WHAT IS NEEDED: Of the lines in the entries below, state how many hold the word "JSON". Say nothing else.

--- start SUPPLIED INFORMATION ---

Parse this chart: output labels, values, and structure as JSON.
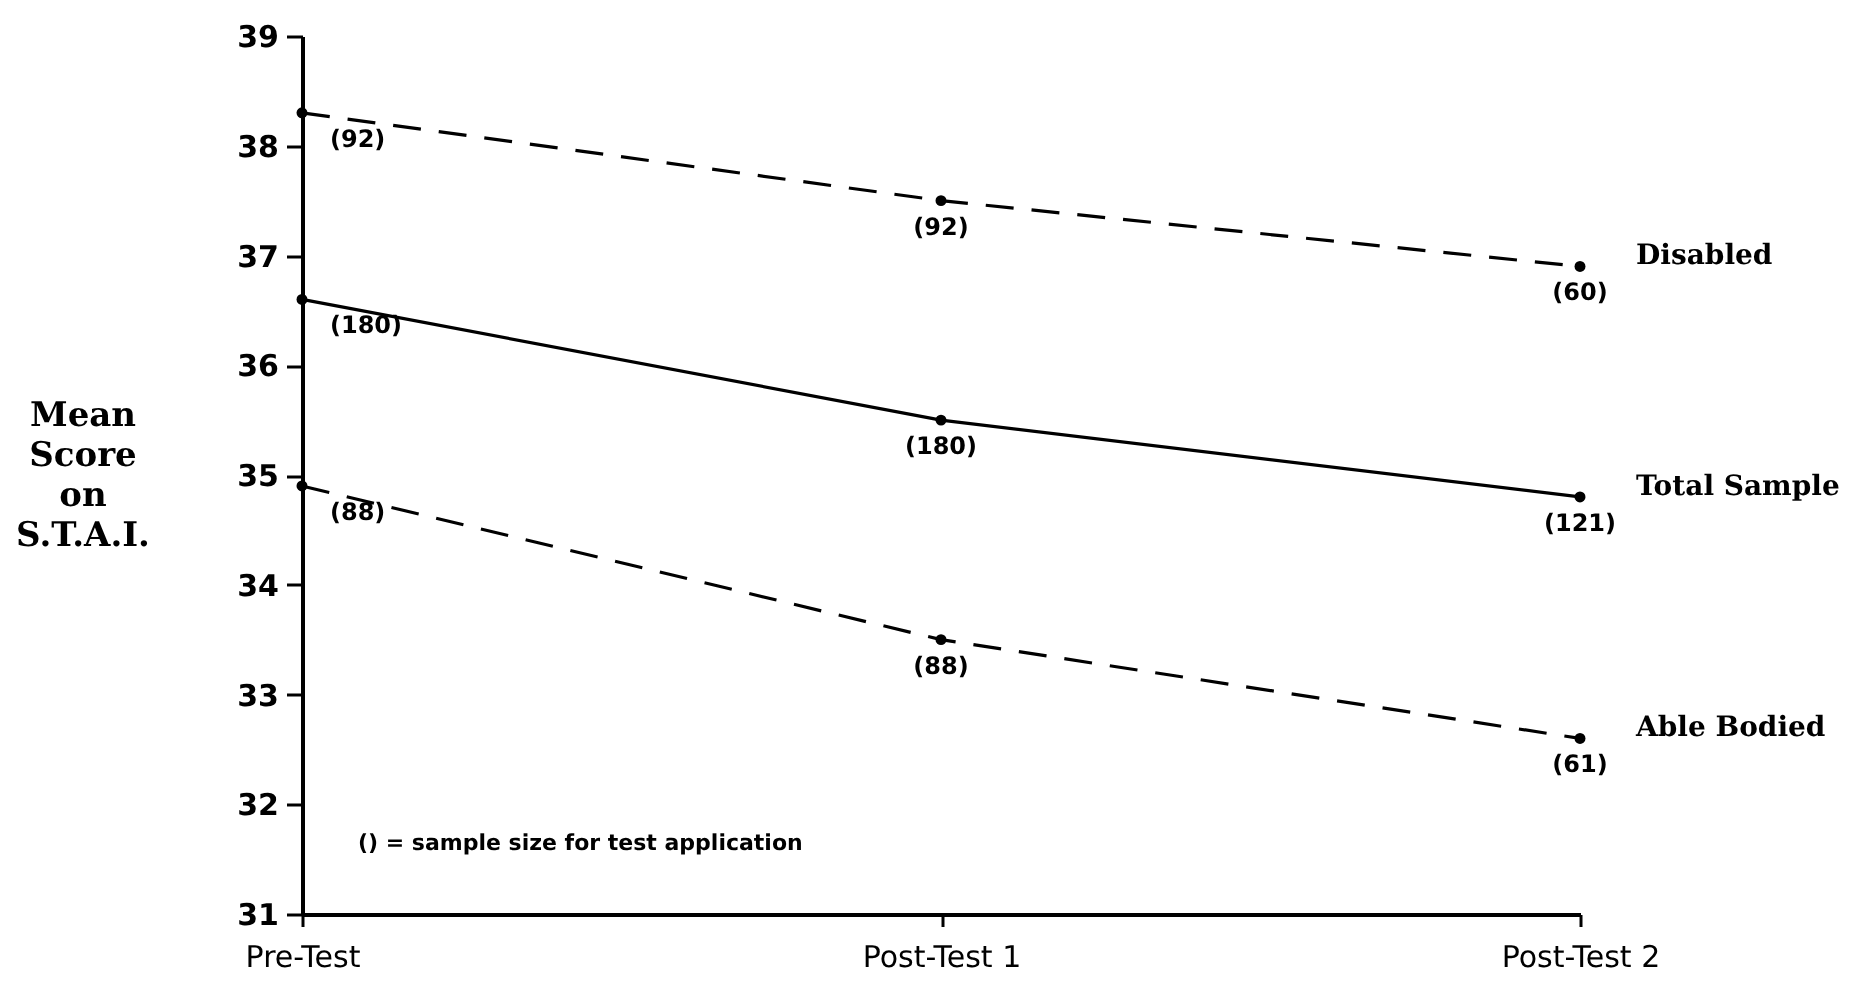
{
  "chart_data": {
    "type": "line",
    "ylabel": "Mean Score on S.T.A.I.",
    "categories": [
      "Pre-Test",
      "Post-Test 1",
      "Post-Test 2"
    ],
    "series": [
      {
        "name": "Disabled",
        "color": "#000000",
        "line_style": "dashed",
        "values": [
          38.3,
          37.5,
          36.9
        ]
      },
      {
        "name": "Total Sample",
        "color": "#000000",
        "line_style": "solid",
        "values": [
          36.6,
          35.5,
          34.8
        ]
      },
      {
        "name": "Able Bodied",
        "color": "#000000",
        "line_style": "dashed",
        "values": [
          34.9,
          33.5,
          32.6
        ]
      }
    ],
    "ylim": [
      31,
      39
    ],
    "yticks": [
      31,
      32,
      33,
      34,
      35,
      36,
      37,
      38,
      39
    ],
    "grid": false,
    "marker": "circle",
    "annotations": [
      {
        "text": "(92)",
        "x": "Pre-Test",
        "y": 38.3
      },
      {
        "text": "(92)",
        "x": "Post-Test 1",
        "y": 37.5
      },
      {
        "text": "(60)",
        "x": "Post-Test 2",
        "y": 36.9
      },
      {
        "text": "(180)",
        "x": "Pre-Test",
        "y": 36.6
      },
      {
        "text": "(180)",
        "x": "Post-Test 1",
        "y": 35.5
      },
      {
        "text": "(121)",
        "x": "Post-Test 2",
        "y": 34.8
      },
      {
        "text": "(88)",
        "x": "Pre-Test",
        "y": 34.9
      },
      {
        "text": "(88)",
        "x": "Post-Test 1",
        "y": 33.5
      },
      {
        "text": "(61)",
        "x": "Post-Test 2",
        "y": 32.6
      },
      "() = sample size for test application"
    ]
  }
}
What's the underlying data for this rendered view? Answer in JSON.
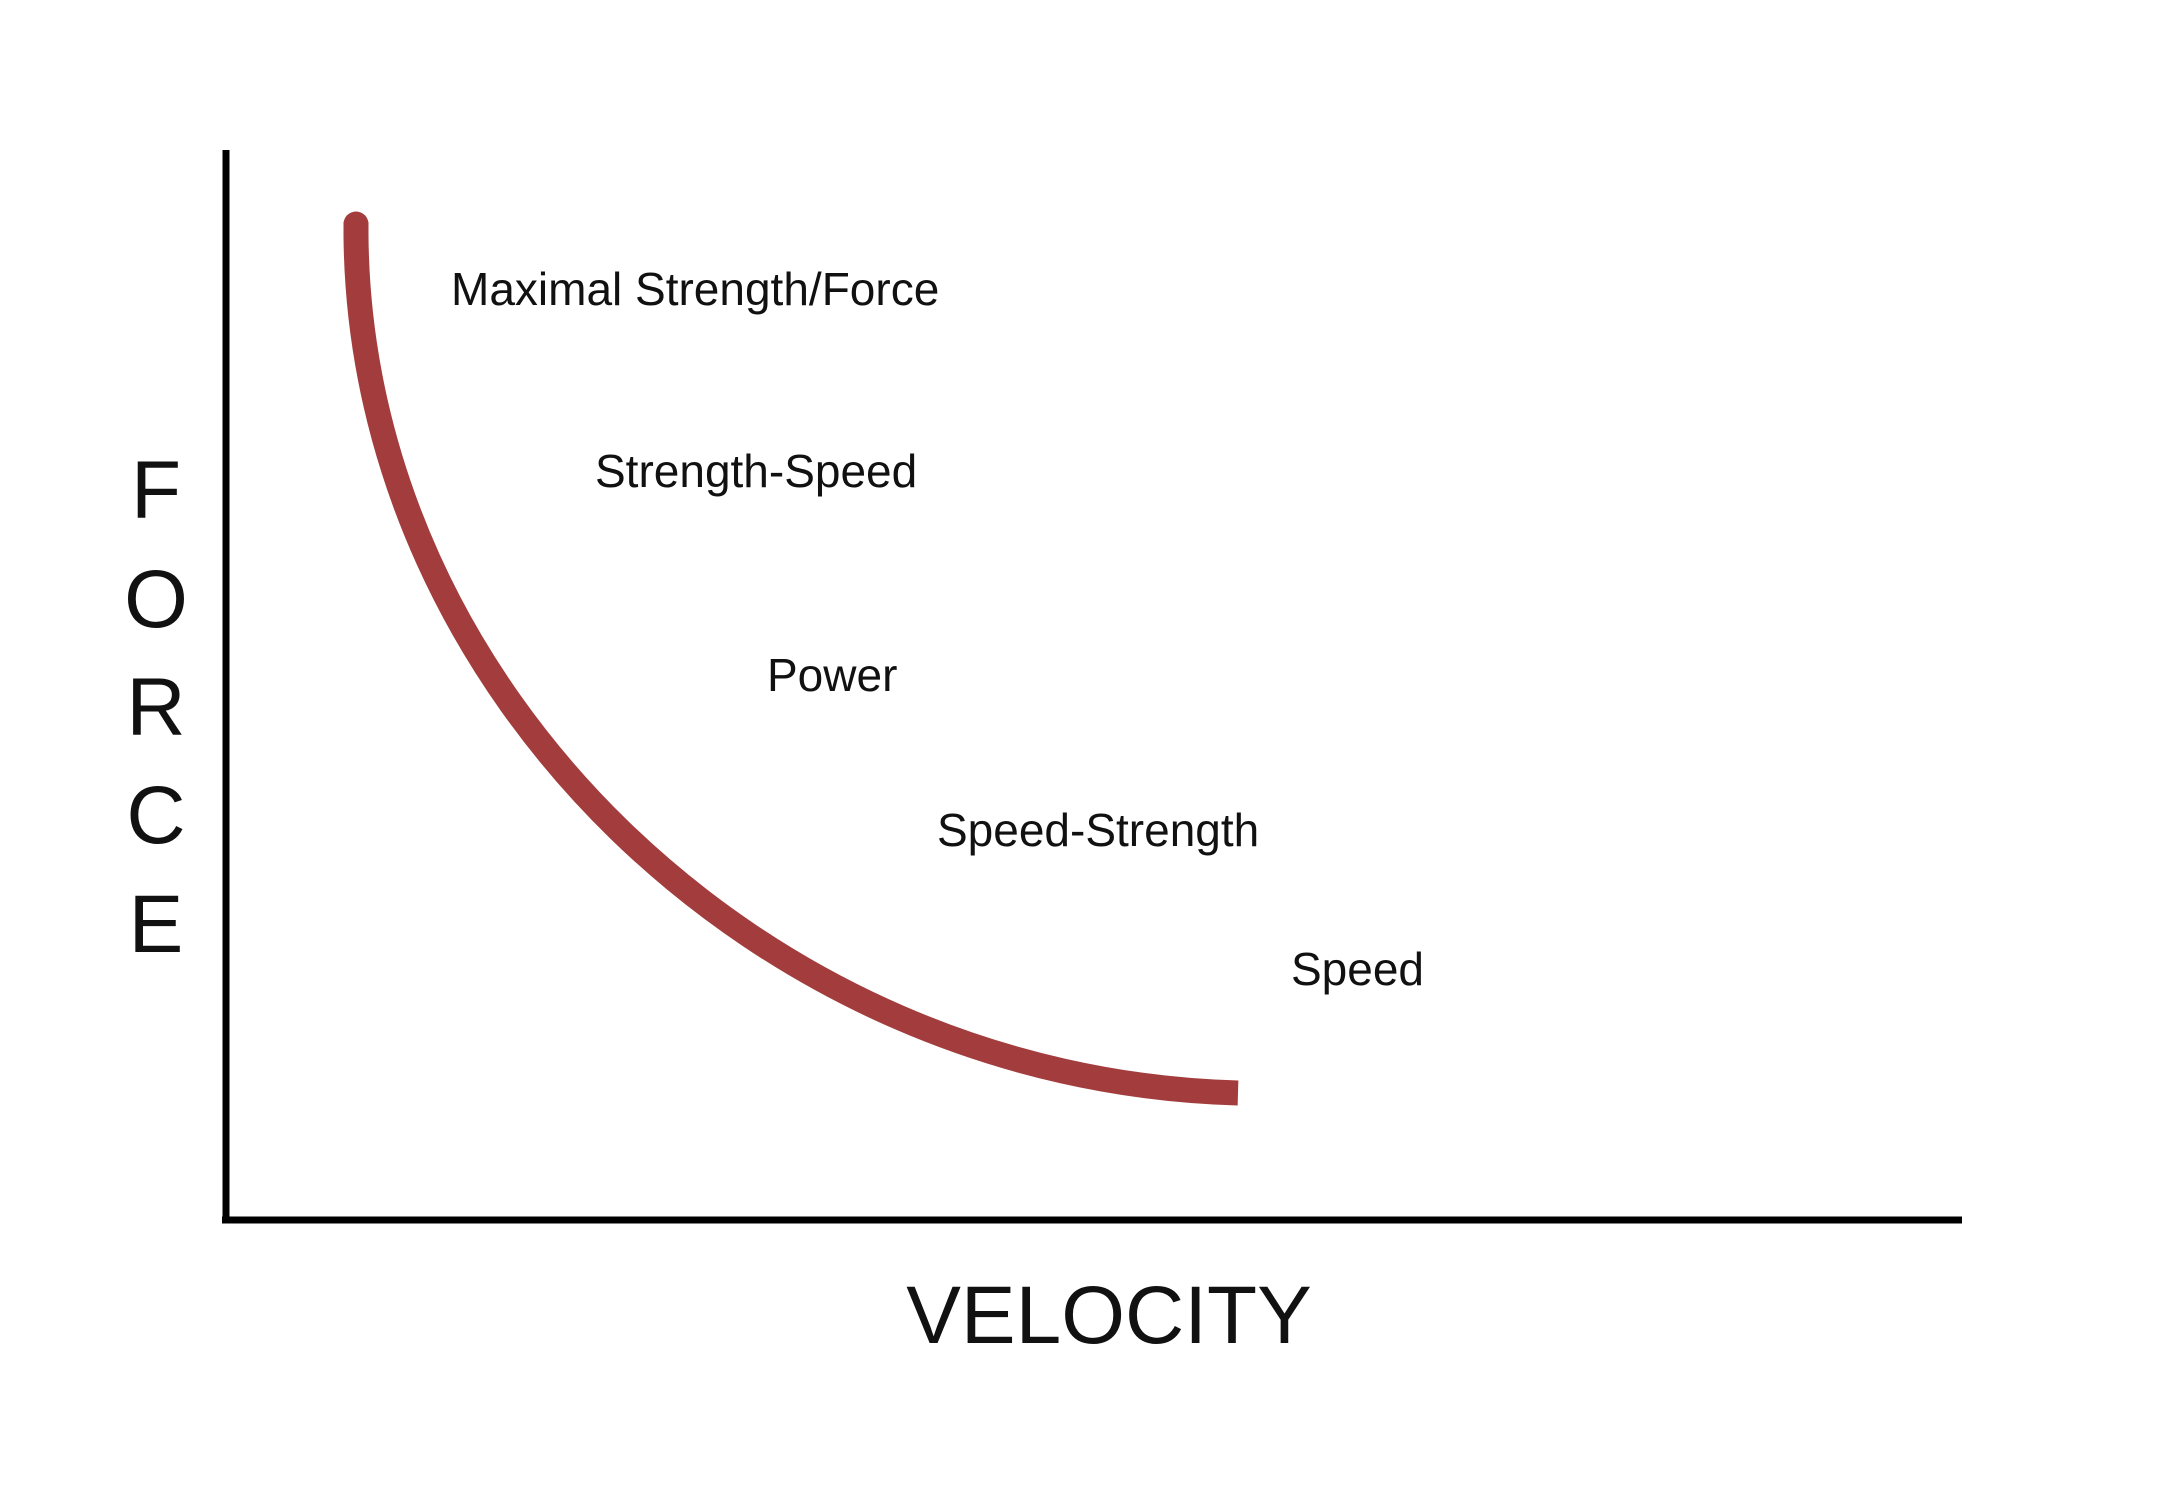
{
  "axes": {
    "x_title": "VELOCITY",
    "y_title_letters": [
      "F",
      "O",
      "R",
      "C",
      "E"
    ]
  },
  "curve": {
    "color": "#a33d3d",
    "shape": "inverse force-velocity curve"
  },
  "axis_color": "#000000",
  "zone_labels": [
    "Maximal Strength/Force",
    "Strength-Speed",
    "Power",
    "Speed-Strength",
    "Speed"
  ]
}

--- end SUPPLIED INFORMATION ---

ANSWER TO THIS PROBLEM: 2